WHAT YOU NEED TO DO: Scan the data below. Pull out each line where "consellera" occurs.

DATASET ENTRIES:
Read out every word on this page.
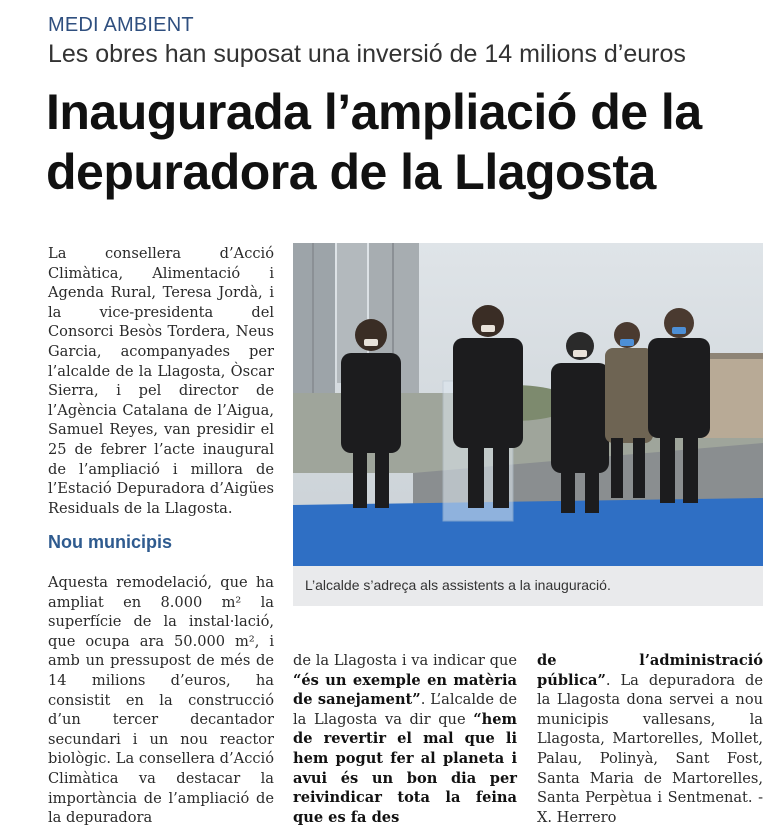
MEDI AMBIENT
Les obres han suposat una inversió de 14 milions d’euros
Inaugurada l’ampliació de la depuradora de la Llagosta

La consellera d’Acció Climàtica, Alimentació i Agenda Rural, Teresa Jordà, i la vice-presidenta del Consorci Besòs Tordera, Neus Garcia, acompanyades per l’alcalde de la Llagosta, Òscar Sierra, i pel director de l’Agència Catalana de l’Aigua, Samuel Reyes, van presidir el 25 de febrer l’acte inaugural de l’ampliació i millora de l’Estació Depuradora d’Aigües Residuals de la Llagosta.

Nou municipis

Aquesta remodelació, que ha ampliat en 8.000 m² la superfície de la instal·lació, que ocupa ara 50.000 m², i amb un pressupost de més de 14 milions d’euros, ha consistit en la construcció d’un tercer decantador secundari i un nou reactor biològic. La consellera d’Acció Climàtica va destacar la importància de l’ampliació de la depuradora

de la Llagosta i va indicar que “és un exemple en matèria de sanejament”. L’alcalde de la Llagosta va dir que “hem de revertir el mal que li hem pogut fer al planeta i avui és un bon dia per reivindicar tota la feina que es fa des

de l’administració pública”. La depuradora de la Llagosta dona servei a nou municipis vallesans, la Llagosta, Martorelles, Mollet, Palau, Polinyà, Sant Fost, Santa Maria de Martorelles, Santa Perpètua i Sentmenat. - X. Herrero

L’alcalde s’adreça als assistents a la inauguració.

RIGHT ANSWER:
La consellera d’Acció Climàtica, Alimentació i Agenda Rural, Teresa Jordà, i la vice-presidenta del Consorci Besòs Tordera, Neus Garcia, acompanyades per l’alcalde de la Llagosta, Òscar Sierra, i pel director de l’Agència Catalana de l’Aigua, Samuel Reyes, van presidir el 25 de febrer l’acte inaugural de l’ampliació i millora de l’Estació Depuradora d’Aigües Residuals de la Llagosta.
Aquesta remodelació, que ha ampliat en 8.000 m² la superfície de la instal·lació, que ocupa ara 50.000 m², i amb un pressupost de més de 14 milions d’euros, ha consistit en la construcció d’un tercer decantador secundari i un nou reactor biològic. La consellera d’Acció Climàtica va destacar la importància de l’ampliació de la depuradora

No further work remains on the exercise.